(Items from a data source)

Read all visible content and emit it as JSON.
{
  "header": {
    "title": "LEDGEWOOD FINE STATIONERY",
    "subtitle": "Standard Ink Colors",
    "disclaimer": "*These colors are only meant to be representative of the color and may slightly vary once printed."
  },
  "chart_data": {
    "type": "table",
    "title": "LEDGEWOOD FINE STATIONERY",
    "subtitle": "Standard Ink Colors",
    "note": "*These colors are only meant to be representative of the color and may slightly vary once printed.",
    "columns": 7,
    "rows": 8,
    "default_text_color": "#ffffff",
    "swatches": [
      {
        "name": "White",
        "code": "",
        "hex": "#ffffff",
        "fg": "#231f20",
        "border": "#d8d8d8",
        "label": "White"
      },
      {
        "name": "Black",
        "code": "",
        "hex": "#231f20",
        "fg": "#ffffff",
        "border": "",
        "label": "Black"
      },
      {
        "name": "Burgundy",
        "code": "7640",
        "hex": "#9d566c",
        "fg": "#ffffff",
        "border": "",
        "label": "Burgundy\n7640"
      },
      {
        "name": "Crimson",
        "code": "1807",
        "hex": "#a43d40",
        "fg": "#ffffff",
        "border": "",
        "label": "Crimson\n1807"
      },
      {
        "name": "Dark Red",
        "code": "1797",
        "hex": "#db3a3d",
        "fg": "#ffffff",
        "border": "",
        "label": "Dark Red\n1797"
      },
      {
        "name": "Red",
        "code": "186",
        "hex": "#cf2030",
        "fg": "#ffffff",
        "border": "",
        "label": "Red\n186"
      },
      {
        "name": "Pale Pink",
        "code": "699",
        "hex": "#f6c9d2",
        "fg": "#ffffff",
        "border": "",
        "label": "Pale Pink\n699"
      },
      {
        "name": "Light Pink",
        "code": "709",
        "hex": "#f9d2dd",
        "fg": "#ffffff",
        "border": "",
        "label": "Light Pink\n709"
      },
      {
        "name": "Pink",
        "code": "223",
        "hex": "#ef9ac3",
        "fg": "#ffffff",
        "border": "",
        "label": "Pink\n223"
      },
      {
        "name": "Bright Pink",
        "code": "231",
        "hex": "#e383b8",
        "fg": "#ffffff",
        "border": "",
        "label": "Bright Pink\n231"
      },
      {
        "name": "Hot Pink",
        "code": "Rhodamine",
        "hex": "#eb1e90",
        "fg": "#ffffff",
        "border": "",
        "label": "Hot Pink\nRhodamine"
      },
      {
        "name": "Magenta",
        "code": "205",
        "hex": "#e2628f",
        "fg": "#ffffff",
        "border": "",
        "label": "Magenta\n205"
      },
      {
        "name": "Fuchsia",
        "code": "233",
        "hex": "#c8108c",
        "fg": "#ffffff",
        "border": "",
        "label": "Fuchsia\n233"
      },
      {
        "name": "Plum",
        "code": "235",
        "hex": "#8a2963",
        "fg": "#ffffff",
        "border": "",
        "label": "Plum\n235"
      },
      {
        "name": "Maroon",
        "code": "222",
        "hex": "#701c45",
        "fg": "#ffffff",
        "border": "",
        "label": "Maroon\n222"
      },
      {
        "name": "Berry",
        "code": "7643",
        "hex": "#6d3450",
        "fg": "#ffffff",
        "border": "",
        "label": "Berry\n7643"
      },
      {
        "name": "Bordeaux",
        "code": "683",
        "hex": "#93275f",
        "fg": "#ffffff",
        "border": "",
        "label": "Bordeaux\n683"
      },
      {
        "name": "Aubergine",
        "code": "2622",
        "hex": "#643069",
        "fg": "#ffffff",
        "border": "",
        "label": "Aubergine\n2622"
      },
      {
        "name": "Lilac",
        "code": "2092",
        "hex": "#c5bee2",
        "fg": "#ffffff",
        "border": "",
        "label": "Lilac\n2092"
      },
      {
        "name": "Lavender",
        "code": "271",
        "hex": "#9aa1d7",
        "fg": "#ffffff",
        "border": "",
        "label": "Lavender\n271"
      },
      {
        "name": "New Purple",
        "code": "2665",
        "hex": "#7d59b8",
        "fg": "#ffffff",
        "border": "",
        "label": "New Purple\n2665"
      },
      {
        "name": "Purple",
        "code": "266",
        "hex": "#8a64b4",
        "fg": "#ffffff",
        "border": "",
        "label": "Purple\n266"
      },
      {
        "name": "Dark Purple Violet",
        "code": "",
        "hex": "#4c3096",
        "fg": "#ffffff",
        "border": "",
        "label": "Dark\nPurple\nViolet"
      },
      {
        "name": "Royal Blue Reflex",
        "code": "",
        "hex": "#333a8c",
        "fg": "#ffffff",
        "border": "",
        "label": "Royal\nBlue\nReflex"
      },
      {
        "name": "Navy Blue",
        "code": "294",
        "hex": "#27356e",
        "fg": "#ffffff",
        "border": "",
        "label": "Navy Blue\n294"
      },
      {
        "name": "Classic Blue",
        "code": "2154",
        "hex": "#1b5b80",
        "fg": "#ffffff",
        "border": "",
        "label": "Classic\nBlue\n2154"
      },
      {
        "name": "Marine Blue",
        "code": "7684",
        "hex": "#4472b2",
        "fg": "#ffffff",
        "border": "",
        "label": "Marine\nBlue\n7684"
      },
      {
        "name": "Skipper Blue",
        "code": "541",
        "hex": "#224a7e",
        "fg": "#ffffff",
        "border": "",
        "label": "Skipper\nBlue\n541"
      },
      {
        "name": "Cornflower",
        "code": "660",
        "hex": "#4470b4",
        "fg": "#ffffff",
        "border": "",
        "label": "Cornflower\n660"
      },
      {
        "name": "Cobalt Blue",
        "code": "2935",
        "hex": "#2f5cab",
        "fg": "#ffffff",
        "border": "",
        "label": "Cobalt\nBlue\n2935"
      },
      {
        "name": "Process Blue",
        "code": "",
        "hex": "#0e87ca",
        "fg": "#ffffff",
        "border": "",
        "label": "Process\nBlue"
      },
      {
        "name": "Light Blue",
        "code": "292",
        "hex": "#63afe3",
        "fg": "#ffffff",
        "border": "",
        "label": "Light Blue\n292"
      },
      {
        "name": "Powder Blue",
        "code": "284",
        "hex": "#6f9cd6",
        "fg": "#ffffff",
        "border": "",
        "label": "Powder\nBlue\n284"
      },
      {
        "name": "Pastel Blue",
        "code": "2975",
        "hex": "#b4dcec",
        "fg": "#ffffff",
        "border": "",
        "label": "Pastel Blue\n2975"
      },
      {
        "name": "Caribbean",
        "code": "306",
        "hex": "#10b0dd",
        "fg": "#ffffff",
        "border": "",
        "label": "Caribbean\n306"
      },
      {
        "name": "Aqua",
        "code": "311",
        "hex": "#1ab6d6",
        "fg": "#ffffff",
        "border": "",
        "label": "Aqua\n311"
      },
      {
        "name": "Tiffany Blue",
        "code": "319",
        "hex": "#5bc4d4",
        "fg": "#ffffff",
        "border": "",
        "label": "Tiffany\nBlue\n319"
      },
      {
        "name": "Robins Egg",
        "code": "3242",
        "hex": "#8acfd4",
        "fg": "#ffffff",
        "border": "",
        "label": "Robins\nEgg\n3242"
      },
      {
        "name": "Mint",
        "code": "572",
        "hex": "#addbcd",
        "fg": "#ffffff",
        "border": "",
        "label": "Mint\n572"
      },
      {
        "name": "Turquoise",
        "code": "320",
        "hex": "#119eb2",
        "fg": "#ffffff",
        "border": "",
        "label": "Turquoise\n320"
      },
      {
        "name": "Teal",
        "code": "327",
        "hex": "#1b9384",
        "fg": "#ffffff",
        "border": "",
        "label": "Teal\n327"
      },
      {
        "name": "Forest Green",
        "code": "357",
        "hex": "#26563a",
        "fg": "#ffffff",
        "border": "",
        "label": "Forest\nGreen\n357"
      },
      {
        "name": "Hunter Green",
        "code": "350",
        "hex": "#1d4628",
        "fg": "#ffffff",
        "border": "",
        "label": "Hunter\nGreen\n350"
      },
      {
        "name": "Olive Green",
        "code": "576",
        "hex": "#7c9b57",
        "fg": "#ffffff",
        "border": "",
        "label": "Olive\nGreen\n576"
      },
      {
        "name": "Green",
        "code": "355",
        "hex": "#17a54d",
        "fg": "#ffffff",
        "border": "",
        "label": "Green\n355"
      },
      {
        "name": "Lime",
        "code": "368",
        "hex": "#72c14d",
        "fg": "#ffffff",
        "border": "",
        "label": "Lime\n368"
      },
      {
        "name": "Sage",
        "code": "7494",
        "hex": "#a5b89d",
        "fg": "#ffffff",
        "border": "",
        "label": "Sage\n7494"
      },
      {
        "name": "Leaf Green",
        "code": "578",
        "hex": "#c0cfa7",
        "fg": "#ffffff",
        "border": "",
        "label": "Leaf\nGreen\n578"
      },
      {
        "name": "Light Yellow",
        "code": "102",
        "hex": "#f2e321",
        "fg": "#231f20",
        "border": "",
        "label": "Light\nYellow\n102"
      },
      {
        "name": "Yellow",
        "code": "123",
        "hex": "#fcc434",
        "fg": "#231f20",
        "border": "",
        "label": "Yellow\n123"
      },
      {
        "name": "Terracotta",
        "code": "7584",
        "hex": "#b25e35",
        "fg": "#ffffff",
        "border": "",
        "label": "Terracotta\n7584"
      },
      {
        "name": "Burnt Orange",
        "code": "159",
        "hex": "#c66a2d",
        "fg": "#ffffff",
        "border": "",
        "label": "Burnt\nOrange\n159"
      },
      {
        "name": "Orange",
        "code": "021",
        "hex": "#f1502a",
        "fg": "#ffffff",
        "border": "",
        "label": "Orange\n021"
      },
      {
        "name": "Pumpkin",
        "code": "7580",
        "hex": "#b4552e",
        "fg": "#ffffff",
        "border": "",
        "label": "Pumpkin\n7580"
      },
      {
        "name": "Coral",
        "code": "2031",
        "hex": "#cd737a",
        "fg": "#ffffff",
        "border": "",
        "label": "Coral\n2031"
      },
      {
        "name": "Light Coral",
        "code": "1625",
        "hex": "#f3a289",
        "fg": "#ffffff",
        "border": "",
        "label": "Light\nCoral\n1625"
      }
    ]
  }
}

REQUIREMENT:
Copy every line above that includes the string "Terracotta".

REPLY:
        "name": "Terracotta",
        "label": "Terracotta\n7584"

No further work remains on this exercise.